## Problem statement
Reproduce the material word for word; the images stay out.

## Listed entries
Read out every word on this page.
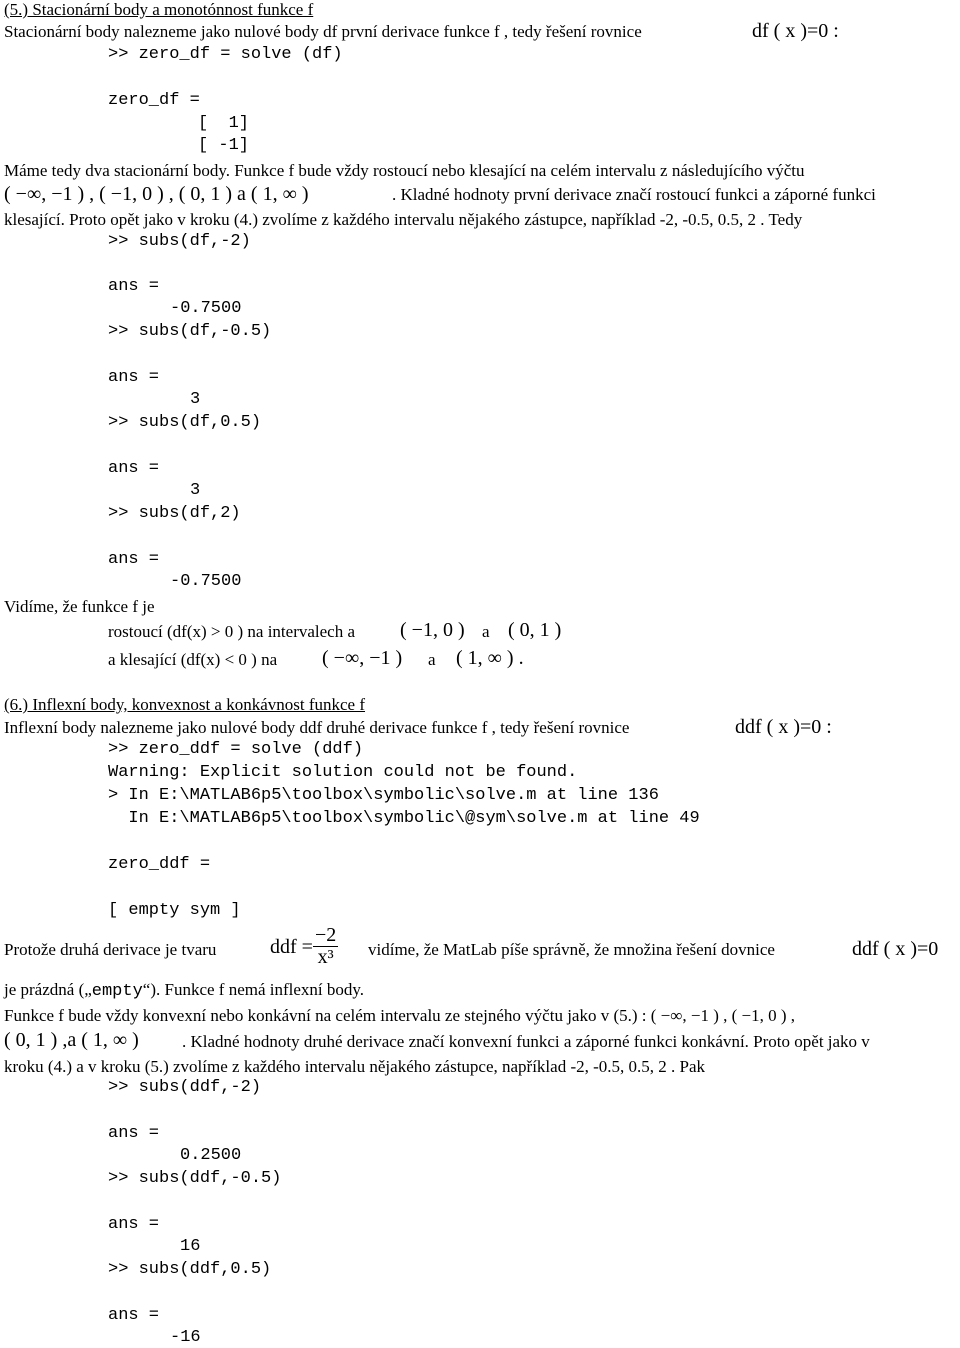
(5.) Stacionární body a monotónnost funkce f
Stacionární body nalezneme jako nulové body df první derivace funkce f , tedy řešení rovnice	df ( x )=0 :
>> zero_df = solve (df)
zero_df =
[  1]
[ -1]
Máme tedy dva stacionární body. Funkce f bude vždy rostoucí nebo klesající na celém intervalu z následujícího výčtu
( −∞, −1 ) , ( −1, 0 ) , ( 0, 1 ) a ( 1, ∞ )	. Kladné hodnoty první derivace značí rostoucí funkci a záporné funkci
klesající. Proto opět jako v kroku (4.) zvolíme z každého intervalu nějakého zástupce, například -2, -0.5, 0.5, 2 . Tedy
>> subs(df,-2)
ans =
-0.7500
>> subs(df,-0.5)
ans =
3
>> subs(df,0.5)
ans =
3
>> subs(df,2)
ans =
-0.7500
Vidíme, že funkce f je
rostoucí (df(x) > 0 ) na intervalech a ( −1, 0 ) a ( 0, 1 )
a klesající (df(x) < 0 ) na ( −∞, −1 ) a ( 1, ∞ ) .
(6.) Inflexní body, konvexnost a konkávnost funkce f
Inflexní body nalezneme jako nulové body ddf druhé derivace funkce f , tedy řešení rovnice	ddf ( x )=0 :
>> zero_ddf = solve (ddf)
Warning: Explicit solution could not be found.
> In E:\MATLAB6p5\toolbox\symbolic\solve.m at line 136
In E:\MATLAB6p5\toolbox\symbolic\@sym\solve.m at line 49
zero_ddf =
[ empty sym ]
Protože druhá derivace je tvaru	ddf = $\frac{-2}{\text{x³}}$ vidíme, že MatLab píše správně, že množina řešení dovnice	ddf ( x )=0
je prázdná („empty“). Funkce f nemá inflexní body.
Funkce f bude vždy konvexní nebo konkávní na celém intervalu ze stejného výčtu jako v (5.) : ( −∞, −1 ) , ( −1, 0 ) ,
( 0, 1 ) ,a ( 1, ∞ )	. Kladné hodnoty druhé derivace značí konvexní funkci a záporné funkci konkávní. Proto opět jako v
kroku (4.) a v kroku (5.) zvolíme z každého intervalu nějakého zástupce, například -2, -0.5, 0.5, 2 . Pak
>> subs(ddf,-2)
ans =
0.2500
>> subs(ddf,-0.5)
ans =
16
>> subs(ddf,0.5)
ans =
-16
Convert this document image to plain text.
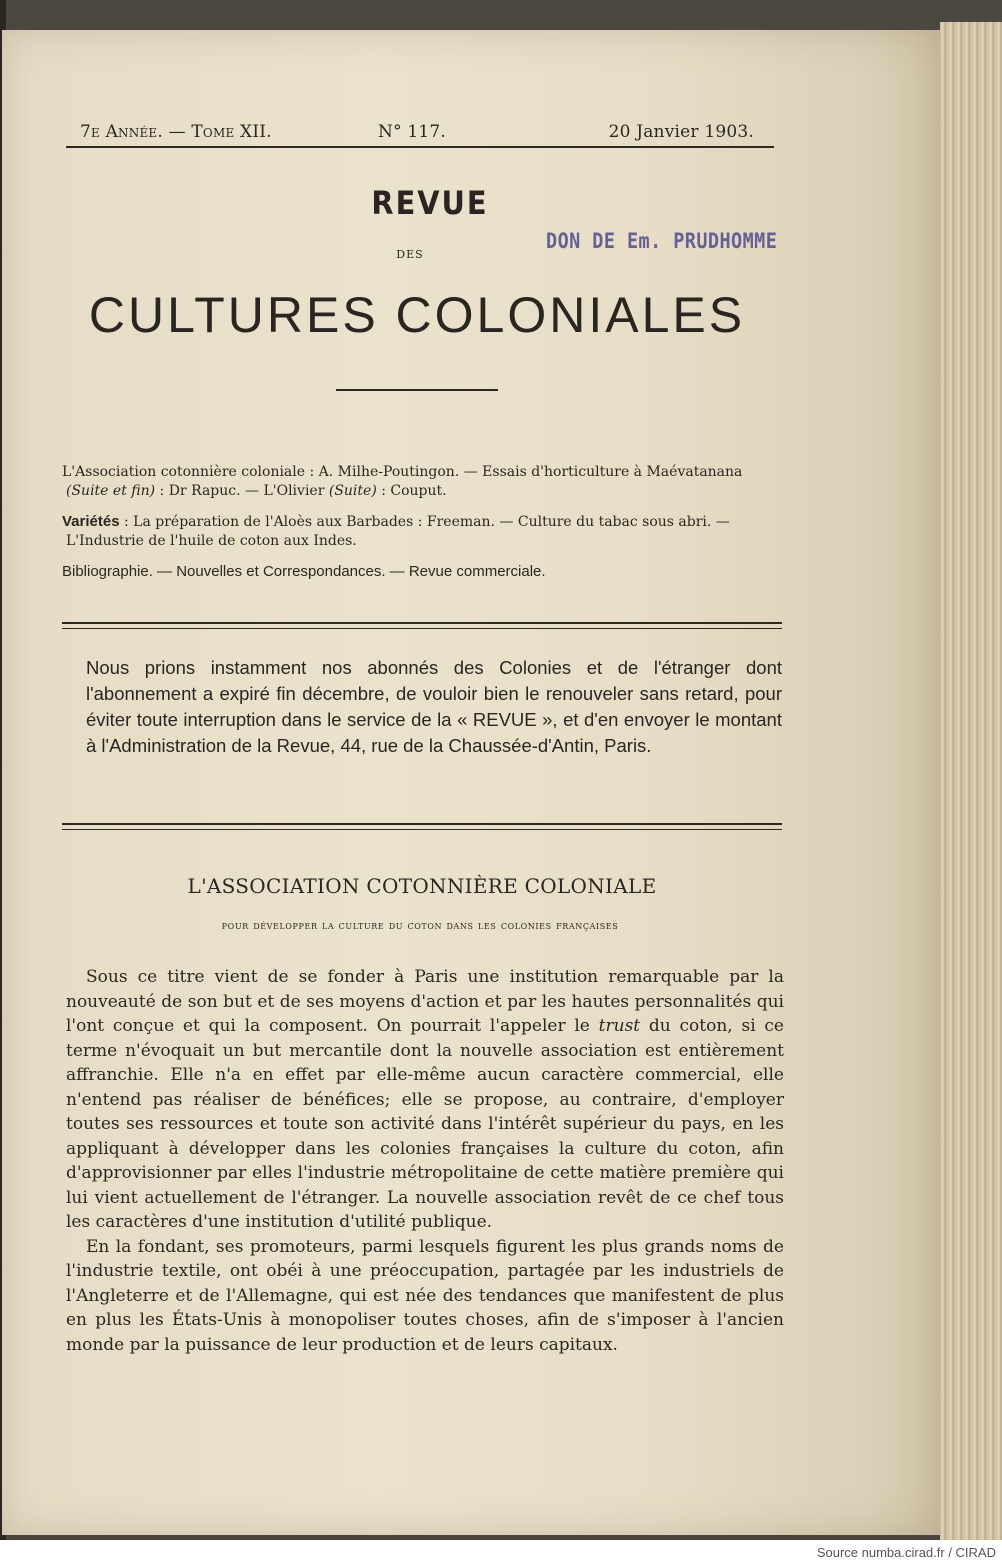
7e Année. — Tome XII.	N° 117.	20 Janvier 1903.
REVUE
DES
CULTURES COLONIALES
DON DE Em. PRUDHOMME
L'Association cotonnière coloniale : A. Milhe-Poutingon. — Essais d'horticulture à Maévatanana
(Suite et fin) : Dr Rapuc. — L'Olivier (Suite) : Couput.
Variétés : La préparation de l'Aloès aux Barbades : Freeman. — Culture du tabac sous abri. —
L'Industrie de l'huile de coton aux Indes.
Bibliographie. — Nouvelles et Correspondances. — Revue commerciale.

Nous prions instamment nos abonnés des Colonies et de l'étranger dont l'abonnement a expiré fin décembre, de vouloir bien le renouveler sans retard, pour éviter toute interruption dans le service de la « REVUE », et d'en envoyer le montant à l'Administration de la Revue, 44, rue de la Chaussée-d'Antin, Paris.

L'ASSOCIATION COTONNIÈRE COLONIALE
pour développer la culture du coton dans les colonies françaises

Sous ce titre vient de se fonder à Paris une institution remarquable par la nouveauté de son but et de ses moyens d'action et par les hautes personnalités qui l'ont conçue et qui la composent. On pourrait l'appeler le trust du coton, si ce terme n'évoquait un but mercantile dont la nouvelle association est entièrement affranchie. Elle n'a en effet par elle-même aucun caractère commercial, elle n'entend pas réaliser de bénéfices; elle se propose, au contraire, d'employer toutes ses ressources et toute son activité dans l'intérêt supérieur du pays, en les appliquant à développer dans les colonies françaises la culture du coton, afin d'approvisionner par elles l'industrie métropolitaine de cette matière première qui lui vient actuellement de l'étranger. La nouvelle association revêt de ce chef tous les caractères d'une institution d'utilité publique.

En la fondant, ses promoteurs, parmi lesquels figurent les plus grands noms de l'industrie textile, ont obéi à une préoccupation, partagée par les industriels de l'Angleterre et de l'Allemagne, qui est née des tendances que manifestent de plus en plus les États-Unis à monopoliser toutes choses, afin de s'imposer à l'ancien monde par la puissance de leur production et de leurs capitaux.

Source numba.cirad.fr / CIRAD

## Answer to this task
Read out every word on this page.
(5.) Stacionární body a monotónnost funkce f
Stacionární body nalezneme jako nulové body df první derivace funkce f , tedy řešení rovnice	df ( x )=0 :
>> zero_df = solve (df)
zero_df =
[  1]
[ -1]
Máme tedy dva stacionární body. Funkce f bude vždy rostoucí nebo klesající na celém intervalu z následujícího výčtu
( −∞, −1 ) , ( −1, 0 ) , ( 0, 1 ) a ( 1, ∞ )	. Kladné hodnoty první derivace značí rostoucí funkci a záporné funkci
klesající. Proto opět jako v kroku (4.) zvolíme z každého intervalu nějakého zástupce, například -2, -0.5, 0.5, 2 . Tedy
>> subs(df,-2)
ans =
-0.7500
>> subs(df,-0.5)
ans =
3
>> subs(df,0.5)
ans =
3
>> subs(df,2)
ans =
-0.7500
Vidíme, že funkce f je
rostoucí (df(x) > 0 ) na intervalech a ( −1, 0 ) a ( 0, 1 )
a klesající (df(x) < 0 ) na ( −∞, −1 ) a ( 1, ∞ ) .
(6.) Inflexní body, konvexnost a konkávnost funkce f
Inflexní body nalezneme jako nulové body ddf druhé derivace funkce f , tedy řešení rovnice	ddf ( x )=0 :
>> zero_ddf = solve (ddf)
Warning: Explicit solution could not be found.
> In E:\MATLAB6p5\toolbox\symbolic\solve.m at line 136
In E:\MATLAB6p5\toolbox\symbolic\@sym\solve.m at line 49
zero_ddf =
[ empty sym ]
Protože druhá derivace je tvaru	ddf = $\frac{-2}{\text{x³}}$ vidíme, že MatLab píše správně, že množina řešení dovnice	ddf ( x )=0
je prázdná („empty“). Funkce f nemá inflexní body.
Funkce f bude vždy konvexní nebo konkávní na celém intervalu ze stejného výčtu jako v (5.) : ( −∞, −1 ) , ( −1, 0 ) ,
( 0, 1 ) ,a ( 1, ∞ )	. Kladné hodnoty druhé derivace značí konvexní funkci a záporné funkci konkávní. Proto opět jako v
kroku (4.) a v kroku (5.) zvolíme z každého intervalu nějakého zástupce, například -2, -0.5, 0.5, 2 . Pak
>> subs(ddf,-2)
ans =
0.2500
>> subs(ddf,-0.5)
ans =
16
>> subs(ddf,0.5)
ans =
-16
Convert this document image to plain text.
7e Année. — Tome XII.	N° 117.	20 Janvier 1903.
REVUE
DES
CULTURES COLONIALES
DON DE Em. PRUDHOMME
L'Association cotonnière coloniale : A. Milhe-Poutingon. — Essais d'horticulture à Maévatanana
(Suite et fin) : Dr Rapuc. — L'Olivier (Suite) : Couput.
Variétés : La préparation de l'Aloès aux Barbades : Freeman. — Culture du tabac sous abri. —
L'Industrie de l'huile de coton aux Indes.
Bibliographie. — Nouvelles et Correspondances. — Revue commerciale.

Nous prions instamment nos abonnés des Colonies et de l'étranger dont l'abonnement a expiré fin décembre, de vouloir bien le renouveler sans retard, pour éviter toute interruption dans le service de la « REVUE », et d'en envoyer le montant à l'Administration de la Revue, 44, rue de la Chaussée-d'Antin, Paris.

L'ASSOCIATION COTONNIÈRE COLONIALE
pour développer la culture du coton dans les colonies françaises

Sous ce titre vient de se fonder à Paris une institution remarquable par la nouveauté de son but et de ses moyens d'action et par les hautes personnalités qui l'ont conçue et qui la composent. On pourrait l'appeler le trust du coton, si ce terme n'évoquait un but mercantile dont la nouvelle association est entièrement affranchie. Elle n'a en effet par elle-même aucun caractère commercial, elle n'entend pas réaliser de bénéfices; elle se propose, au contraire, d'employer toutes ses ressources et toute son activité dans l'intérêt supérieur du pays, en les appliquant à développer dans les colonies françaises la culture du coton, afin d'approvisionner par elles l'industrie métropolitaine de cette matière première qui lui vient actuellement de l'étranger. La nouvelle association revêt de ce chef tous les caractères d'une institution d'utilité publique.

En la fondant, ses promoteurs, parmi lesquels figurent les plus grands noms de l'industrie textile, ont obéi à une préoccupation, partagée par les industriels de l'Angleterre et de l'Allemagne, qui est née des tendances que manifestent de plus en plus les États-Unis à monopoliser toutes choses, afin de s'imposer à l'ancien monde par la puissance de leur production et de leurs capitaux.

Source numba.cirad.fr / CIRAD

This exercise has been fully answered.